## Stated goal
Copy all the entries word for word, but omit the pictures.

## Stored records
## BEGIN

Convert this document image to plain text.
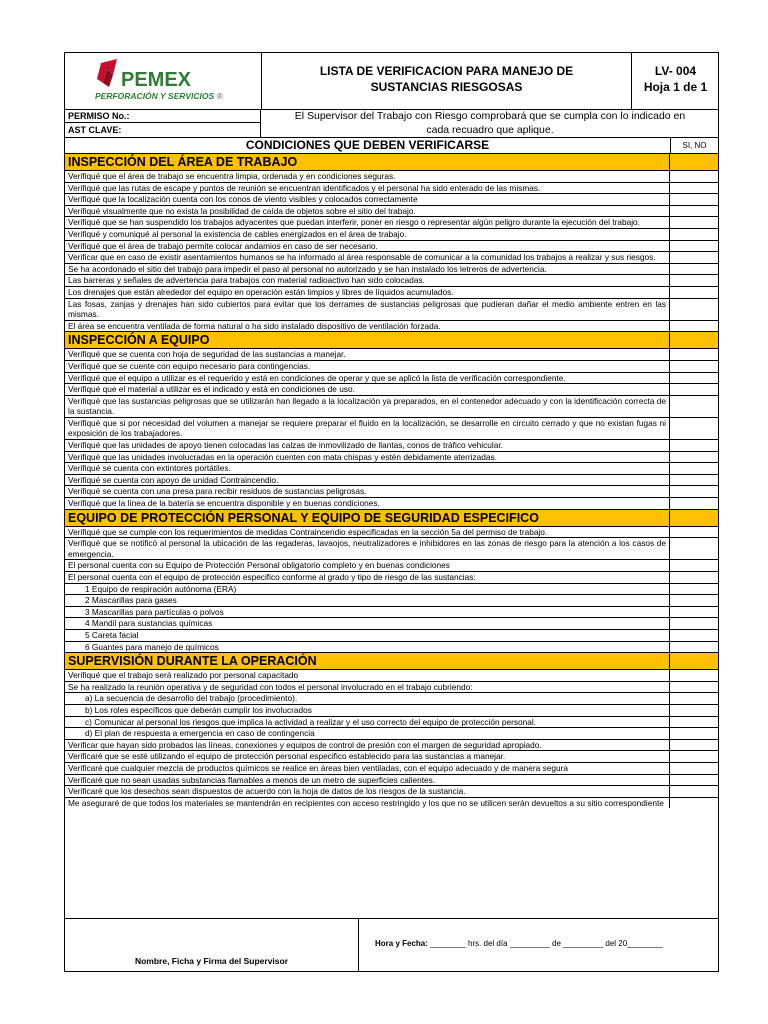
PEMEX
PERFORACIÓN Y SERVICIOS ®
LISTA DE VERIFICACION PARA MANEJO DE
SUSTANCIAS RIESGOSAS
LV- 004
Hoja 1 de 1
PERMISO No.:
AST CLAVE:
El Supervisor del Trabajo con Riesgo comprobará que se cumpla con lo indicado en
cada recuadro que aplique.
CONDICIONES QUE DEBEN VERIFICARSE	SI, NO
INSPECCIÓN DEL ÁREA DE TRABAJO
Verifiqué que el área de trabajo se encuentra limpia, ordenada y en condiciones seguras.
Verifiqué que las rutas de escape y puntos de reunión se encuentran identificados y el personal ha sido enterado de las mismas.
Verifiqué que la localización cuenta con los conos de viento visibles y colocados correctamente
Verifiqué visualmente que no exista la posibilidad de caída de objetos sobre el sitio del trabajo.
Verifiqué que se han suspendido los trabajos adyacentes que puedan interferir, poner en riesgo o representar algún peligro durante la ejecución del trabajo.
Verifiqué y comuniqué al personal la existencia de cables energizados en el área de trabajo.
Verifiqué que el área de trabajo permite colocar andamios en caso de ser necesario.
Verificar que en caso de existir asentamientos humanos se ha informado al área responsable de comunicar a la comunidad los trabajos a realizar y sus riesgos.
Se ha acordonado el sitio del trabajo para impedir el paso al personal no autorizado y se han instalado los letreros de advertencia.
Las barreras y señales de advertencia para trabajos con material radioactivo han sido colocadas.
Los drenajes que están alrededor del equipo en operación están limpios y libres de líquidos acumulados.
Las fosas, zanjas y drenajes han sido cubiertos para evitar que los derrames de sustancias peligrosas que pudieran dañar el medio ambiente entren en las mismas.
El área se encuentra ventilada de forma natural o ha sido instalado dispositivo de ventilación forzada.
INSPECCIÓN A EQUIPO
Verifiqué que se cuenta con hoja de seguridad de las sustancias a manejar.
Verifiqué que se cuente con equipo necesario para contingencias.
Verifiqué que el equipo a utilizar es el requerido y está en condiciones de operar y que se aplicó la lista de verificación correspondiente.
Verifiqué que el material a utilizar es el indicado y está en condiciones de uso.
Verifiqué que las sustancias peligrosas que se utilizarán han llegado a la localización ya preparados, en el contenedor adecuado y con la identificación correcta de la sustancia.
Verifiqué que si por necesidad del volumen a manejar se requiere preparar el fluido en la localización, se desarrolle en circuito cerrado y que no existan fugas ni exposición de los trabajadores.
Verifiqué que las unidades de apoyo tienen colocadas las calzas de inmovilizado de llantas, conos de tráfico vehicular.
Verifiqué que las unidades involucradas en la operación cuenten con mata chispas y estén debidamente aterrizadas.
Verifiqué se cuenta con extintores portátiles.
Verifiqué se cuenta con apoyo de unidad Contraincendio.
Verifiqué se cuenta con una presa para recibir residuos de sustancias peligrosas.
Verifiqué que la línea de la batería se encuentra disponible y en buenas condiciones.
EQUIPO DE PROTECCIÓN PERSONAL Y EQUIPO DE SEGURIDAD ESPECIFICO
Verifiqué que se cumple con los requerimientos de medidas Contraincendio especificadas en la sección 5a del permiso de trabajo.
Verifiqué que se notificó al personal la ubicación de las regaderas, lavaojos, neutralizadores e inhibidores en las zonas de riesgo para la atención a los casos de emergencia.
El personal cuenta con su Equipo de Protección Personal obligatorio completo y en buenas condiciones
El personal cuenta con el equipo de protección especifico conforme al grado y tipo de riesgo de las sustancias:
1 Equipo de respiración autónoma (ERA)
2 Mascarillas para gases
3 Mascarillas para partículas o polvos
4 Mandil para sustancias químicas
5 Careta facial
6 Guantes para manejo de químicos
SUPERVISIÓN DURANTE LA OPERACIÓN
Verifiqué que el trabajo será realizado por personal capacitado
Se ha realizado la reunión operativa y de seguridad con todos el personal involucrado en el trabajo cubriendo:
a) La secuencia de desarrollo del trabajo (procedimiento).
b) Los roles específicos que deberán cumplir los involucrados
c) Comunicar al personal los riesgos que implica la actividad a realizar y el uso correcto del equipo de protección personal.
d) El plan de respuesta a emergencia en caso de contingencia
Verificar que hayan sido probados las líneas, conexiones y equipos de control de presión con el margen de seguridad apropiado.
Verificaré que se esté utilizando el equipo de protección personal especifico establecido para las sustancias a manejar.
Verificaré que cualquier mezcla de productos químicos se realice en áreas bien ventiladas, con el equipo adecuado y de manera segura
Verificaré que no sean usadas substancias flamables a menos de un metro de superficies calientes.
Verificaré que los desechos sean dispuestos de acuerdo con la hoja de datos de los riesgos de la sustancia.
Me aseguraré de que todos los materiales se mantendrán en recipientes con acceso restringido y los que no se utilicen serán devueltos a su sitio correspondiente
Nombre, Ficha y Firma del Supervisor
Hora y Fecha: ________ hrs. del día _________ de _________ del 20________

## END

## Result of the exercise
Convert this document image to plain text.
PEMEX
PERFORACIÓN Y SERVICIOS ®
LISTA DE VERIFICACION PARA MANEJO DE
SUSTANCIAS RIESGOSAS
LV- 004
Hoja 1 de 1
PERMISO No.:
AST CLAVE:
El Supervisor del Trabajo con Riesgo comprobará que se cumpla con lo indicado en
cada recuadro que aplique.
CONDICIONES QUE DEBEN VERIFICARSE	SI, NO
INSPECCIÓN DEL ÁREA DE TRABAJO
Verifiqué que el área de trabajo se encuentra limpia, ordenada y en condiciones seguras.
Verifiqué que las rutas de escape y puntos de reunión se encuentran identificados y el personal ha sido enterado de las mismas.
Verifiqué que la localización cuenta con los conos de viento visibles y colocados correctamente
Verifiqué visualmente que no exista la posibilidad de caída de objetos sobre el sitio del trabajo.
Verifiqué que se han suspendido los trabajos adyacentes que puedan interferir, poner en riesgo o representar algún peligro durante la ejecución del trabajo.
Verifiqué y comuniqué al personal la existencia de cables energizados en el área de trabajo.
Verifiqué que el área de trabajo permite colocar andamios en caso de ser necesario.
Verificar que en caso de existir asentamientos humanos se ha informado al área responsable de comunicar a la comunidad los trabajos a realizar y sus riesgos.
Se ha acordonado el sitio del trabajo para impedir el paso al personal no autorizado y se han instalado los letreros de advertencia.
Las barreras y señales de advertencia para trabajos con material radioactivo han sido colocadas.
Los drenajes que están alrededor del equipo en operación están limpios y libres de líquidos acumulados.
Las fosas, zanjas y drenajes han sido cubiertos para evitar que los derrames de sustancias peligrosas que pudieran dañar el medio ambiente entren en las mismas.
El área se encuentra ventilada de forma natural o ha sido instalado dispositivo de ventilación forzada.
INSPECCIÓN A EQUIPO
Verifiqué que se cuenta con hoja de seguridad de las sustancias a manejar.
Verifiqué que se cuente con equipo necesario para contingencias.
Verifiqué que el equipo a utilizar es el requerido y está en condiciones de operar y que se aplicó la lista de verificación correspondiente.
Verifiqué que el material a utilizar es el indicado y está en condiciones de uso.
Verifiqué que las sustancias peligrosas que se utilizarán han llegado a la localización ya preparados, en el contenedor adecuado y con la identificación correcta de la sustancia.
Verifiqué que si por necesidad del volumen a manejar se requiere preparar el fluido en la localización, se desarrolle en circuito cerrado y que no existan fugas ni exposición de los trabajadores.
Verifiqué que las unidades de apoyo tienen colocadas las calzas de inmovilizado de llantas, conos de tráfico vehicular.
Verifiqué que las unidades involucradas en la operación cuenten con mata chispas y estén debidamente aterrizadas.
Verifiqué se cuenta con extintores portátiles.
Verifiqué se cuenta con apoyo de unidad Contraincendio.
Verifiqué se cuenta con una presa para recibir residuos de sustancias peligrosas.
Verifiqué que la línea de la batería se encuentra disponible y en buenas condiciones.
EQUIPO DE PROTECCIÓN PERSONAL Y EQUIPO DE SEGURIDAD ESPECIFICO
Verifiqué que se cumple con los requerimientos de medidas Contraincendio especificadas en la sección 5a del permiso de trabajo.
Verifiqué que se notificó al personal la ubicación de las regaderas, lavaojos, neutralizadores e inhibidores en las zonas de riesgo para la atención a los casos de emergencia.
El personal cuenta con su Equipo de Protección Personal obligatorio completo y en buenas condiciones
El personal cuenta con el equipo de protección especifico conforme al grado y tipo de riesgo de las sustancias:
1 Equipo de respiración autónoma (ERA)
2 Mascarillas para gases
3 Mascarillas para partículas o polvos
4 Mandil para sustancias químicas
5 Careta facial
6 Guantes para manejo de químicos
SUPERVISIÓN DURANTE LA OPERACIÓN
Verifiqué que el trabajo será realizado por personal capacitado
Se ha realizado la reunión operativa y de seguridad con todos el personal involucrado en el trabajo cubriendo:
a) La secuencia de desarrollo del trabajo (procedimiento).
b) Los roles específicos que deberán cumplir los involucrados
c) Comunicar al personal los riesgos que implica la actividad a realizar y el uso correcto del equipo de protección personal.
d) El plan de respuesta a emergencia en caso de contingencia
Verificar que hayan sido probados las líneas, conexiones y equipos de control de presión con el margen de seguridad apropiado.
Verificaré que se esté utilizando el equipo de protección personal especifico establecido para las sustancias a manejar.
Verificaré que cualquier mezcla de productos químicos se realice en áreas bien ventiladas, con el equipo adecuado y de manera segura
Verificaré que no sean usadas substancias flamables a menos de un metro de superficies calientes.
Verificaré que los desechos sean dispuestos de acuerdo con la hoja de datos de los riesgos de la sustancia.
Me aseguraré de que todos los materiales se mantendrán en recipientes con acceso restringido y los que no se utilicen serán devueltos a su sitio correspondiente
Nombre, Ficha y Firma del Supervisor
Hora y Fecha: ________ hrs. del día _________ de _________ del 20________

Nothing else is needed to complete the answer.